Despite this, Mohawk had one structural feature the other three institutions lacked: high instructor autonomy. An instructor could substantially redesign a mediocre course, replace movie reviews with real journalistic assignments, build portfolio-driven work around live events (a McMaster strike, a MuchMusic VJ interview, a jaywalking crackdown), and the institution would not intervene. The weak bureaucratic culture that made it chaotic also made it porous, and skilled instructors could use that porosity to produce genuinely strong outcomes against the institution’s own low expectations for its students.

The result was a recurring pattern: institutional culture predicted failure; skilled instruction produced success; the institution took no lessons from the discrepancy.


Niagara: Cautious, Process-Heavy, Intermittently Responsive

The formal structure

Niagara’s Centre for Academic Excellence (CAE) is the most formally developed faculty support infrastructure of the four institutions. It provides a structured program review and renewal cycle (six-year, action-plan-driven, curriculum-mapped), explicit processes for program and curriculum change initiated by advisory committees, student feedback, or instructor proposal, and formal course feedback surveys built into every credit course every term.

◆ ◆ ◆ ◆

▶ _Using the information_
1 > According to the excerpted text, what structural feature did Mohawk have that the other three institutions lacked?
2 > Return the passage of the excerpted text starting with "Niagara’s Centre for" and going on through "course every term.", copied word for word.

◆ ◆ ◆ ◆

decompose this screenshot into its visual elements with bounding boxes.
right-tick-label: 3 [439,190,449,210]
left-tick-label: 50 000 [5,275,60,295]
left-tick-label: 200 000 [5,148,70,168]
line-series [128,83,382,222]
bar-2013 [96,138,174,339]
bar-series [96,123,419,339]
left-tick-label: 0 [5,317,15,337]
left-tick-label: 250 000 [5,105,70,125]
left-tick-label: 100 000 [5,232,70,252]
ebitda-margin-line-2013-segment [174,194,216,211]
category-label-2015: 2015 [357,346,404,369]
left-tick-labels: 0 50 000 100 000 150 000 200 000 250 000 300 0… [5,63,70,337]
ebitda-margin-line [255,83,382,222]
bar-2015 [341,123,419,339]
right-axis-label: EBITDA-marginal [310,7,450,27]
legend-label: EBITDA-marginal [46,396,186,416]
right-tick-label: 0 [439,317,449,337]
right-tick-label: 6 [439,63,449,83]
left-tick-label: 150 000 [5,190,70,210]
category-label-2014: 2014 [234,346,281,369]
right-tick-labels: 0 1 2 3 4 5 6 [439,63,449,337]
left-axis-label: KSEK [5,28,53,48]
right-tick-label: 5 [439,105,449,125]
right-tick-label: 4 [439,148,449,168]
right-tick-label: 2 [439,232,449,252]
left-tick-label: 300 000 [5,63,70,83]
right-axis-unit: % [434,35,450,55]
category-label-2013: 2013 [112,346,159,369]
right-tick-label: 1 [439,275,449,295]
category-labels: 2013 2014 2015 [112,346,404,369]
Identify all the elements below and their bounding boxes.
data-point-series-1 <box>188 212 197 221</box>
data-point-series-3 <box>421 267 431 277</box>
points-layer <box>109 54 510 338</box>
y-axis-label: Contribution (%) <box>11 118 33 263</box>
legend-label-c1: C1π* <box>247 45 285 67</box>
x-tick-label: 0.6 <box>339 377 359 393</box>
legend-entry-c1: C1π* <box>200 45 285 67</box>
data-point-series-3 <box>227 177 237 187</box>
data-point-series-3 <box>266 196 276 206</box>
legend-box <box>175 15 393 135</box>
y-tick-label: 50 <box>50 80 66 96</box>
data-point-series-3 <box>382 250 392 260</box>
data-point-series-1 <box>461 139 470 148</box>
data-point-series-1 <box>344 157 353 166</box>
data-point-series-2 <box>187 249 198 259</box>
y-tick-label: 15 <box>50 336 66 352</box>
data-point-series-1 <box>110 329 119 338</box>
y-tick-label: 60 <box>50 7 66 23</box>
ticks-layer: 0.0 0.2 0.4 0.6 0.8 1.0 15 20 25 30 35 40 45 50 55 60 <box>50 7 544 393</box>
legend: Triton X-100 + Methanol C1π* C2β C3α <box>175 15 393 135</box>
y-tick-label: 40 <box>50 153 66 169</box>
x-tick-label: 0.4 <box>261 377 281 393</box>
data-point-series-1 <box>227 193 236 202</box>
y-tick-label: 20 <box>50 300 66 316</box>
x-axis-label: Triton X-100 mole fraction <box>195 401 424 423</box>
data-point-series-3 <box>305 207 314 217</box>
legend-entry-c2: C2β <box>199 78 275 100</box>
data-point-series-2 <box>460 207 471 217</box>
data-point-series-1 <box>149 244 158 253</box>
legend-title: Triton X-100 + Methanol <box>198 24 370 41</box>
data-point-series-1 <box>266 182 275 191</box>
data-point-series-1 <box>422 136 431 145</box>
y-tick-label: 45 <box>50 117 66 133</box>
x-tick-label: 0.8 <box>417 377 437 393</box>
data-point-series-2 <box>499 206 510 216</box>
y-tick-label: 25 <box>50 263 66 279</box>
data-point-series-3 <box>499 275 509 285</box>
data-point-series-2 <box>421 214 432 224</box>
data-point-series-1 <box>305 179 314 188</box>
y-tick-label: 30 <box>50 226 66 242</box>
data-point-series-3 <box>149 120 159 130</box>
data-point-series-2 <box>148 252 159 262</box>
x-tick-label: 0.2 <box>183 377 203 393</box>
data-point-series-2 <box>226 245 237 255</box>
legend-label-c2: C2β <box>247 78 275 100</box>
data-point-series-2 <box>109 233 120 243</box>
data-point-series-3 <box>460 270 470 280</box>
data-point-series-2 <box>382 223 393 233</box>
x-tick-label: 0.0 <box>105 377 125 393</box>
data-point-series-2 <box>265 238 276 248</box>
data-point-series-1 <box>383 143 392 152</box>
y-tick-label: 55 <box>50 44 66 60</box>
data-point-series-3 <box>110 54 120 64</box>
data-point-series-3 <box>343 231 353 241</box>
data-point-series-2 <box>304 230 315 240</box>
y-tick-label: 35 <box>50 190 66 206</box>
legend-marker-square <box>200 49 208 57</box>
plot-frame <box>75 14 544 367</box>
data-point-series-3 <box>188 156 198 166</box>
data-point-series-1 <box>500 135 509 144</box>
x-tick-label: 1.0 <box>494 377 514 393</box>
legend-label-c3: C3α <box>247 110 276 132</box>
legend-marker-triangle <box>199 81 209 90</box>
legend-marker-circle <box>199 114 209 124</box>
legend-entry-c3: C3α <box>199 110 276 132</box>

◆ ◆ ◆ ◆

▶ _Responses for each task_
1 > High instructor autonomy.

2 >
Niagara’s Centre for Academic Excellence (CAE) is the most formally developed faculty support infrastructure of the four institutions. It provides a structured program review and renewal cycle (six-year, action-plan-driven, curriculum-mapped), explicit processes for program and curriculum change initiated by advisory committees, student feedback, or instructor proposal, and formal course feedback surveys built into every credit course every term.